TASK BRIEF
The records below must be copied in full; omit the images.

Collection entries:
# # # #

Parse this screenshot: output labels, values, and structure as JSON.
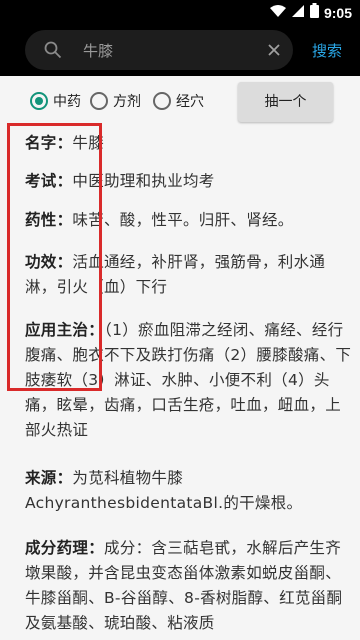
{
  "status": {
    "time": "9:05"
  },
  "search": {
    "query": "牛膝",
    "button": "搜索"
  },
  "filters": {
    "options": [
      {
        "label": "中药",
        "checked": true
      },
      {
        "label": "方剂",
        "checked": false
      },
      {
        "label": "经穴",
        "checked": false
      }
    ],
    "random_button": "抽一个"
  },
  "detail": {
    "name": {
      "label": "名字：",
      "value": "牛膝"
    },
    "exam": {
      "label": "考试：",
      "value": "中医助理和执业均考"
    },
    "nature": {
      "label": "药性：",
      "value": "味苦、酸，性平。归肝、肾经。"
    },
    "effect": {
      "label": "功效：",
      "value": "活血通经，补肝肾，强筋骨，利水通淋，引火（血）下行"
    },
    "indication": {
      "label": "应用主治：",
      "value": "（1）瘀血阻滞之经闭、痛经、经行腹痛、胞衣不下及跌打伤痛（2）腰膝酸痛、下肢痿软（3）淋证、水肿、小便不利（4）头痛，眩晕，齿痛，口舌生疮，吐血，衄血，上部火热证"
    },
    "source": {
      "label": "来源：",
      "value": "为苋科植物牛膝AchyranthesbidentataBl.的干燥根。"
    },
    "pharm": {
      "label": "成分药理：",
      "value": "成分：含三萜皂甙，水解后产生齐墩果酸，并含昆虫变态甾体激素如蜕皮甾酮、牛膝甾酮、B-谷甾醇、8-香树脂醇、红苋甾酮及氨基酸、琥珀酸、粘液质"
    }
  },
  "colors": {
    "accent": "#12947a",
    "link": "#2aa8e8",
    "highlight": "#d92a2a"
  }
}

# # # #

RESULT FOR THIS EXERCISE
Parse this screenshot: output labels, values, and structure as JSON.
{
  "status": {
    "time": "9:05"
  },
  "search": {
    "query": "牛膝",
    "button": "搜索"
  },
  "filters": {
    "options": [
      {
        "label": "中药",
        "checked": true
      },
      {
        "label": "方剂",
        "checked": false
      },
      {
        "label": "经穴",
        "checked": false
      }
    ],
    "random_button": "抽一个"
  },
  "detail": {
    "name": {
      "label": "名字：",
      "value": "牛膝"
    },
    "exam": {
      "label": "考试：",
      "value": "中医助理和执业均考"
    },
    "nature": {
      "label": "药性：",
      "value": "味苦、酸，性平。归肝、肾经。"
    },
    "effect": {
      "label": "功效：",
      "value": "活血通经，补肝肾，强筋骨，利水通淋，引火（血）下行"
    },
    "indication": {
      "label": "应用主治：",
      "value": "（1）瘀血阻滞之经闭、痛经、经行腹痛、胞衣不下及跌打伤痛（2）腰膝酸痛、下肢痿软（3）淋证、水肿、小便不利（4）头痛，眩晕，齿痛，口舌生疮，吐血，衄血，上部火热证"
    },
    "source": {
      "label": "来源：",
      "value": "为苋科植物牛膝AchyranthesbidentataBl.的干燥根。"
    },
    "pharm": {
      "label": "成分药理：",
      "value": "成分：含三萜皂甙，水解后产生齐墩果酸，并含昆虫变态甾体激素如蜕皮甾酮、牛膝甾酮、B-谷甾醇、8-香树脂醇、红苋甾酮及氨基酸、琥珀酸、粘液质"
    }
  },
  "colors": {
    "accent": "#12947a",
    "link": "#2aa8e8",
    "highlight": "#d92a2a"
  }
}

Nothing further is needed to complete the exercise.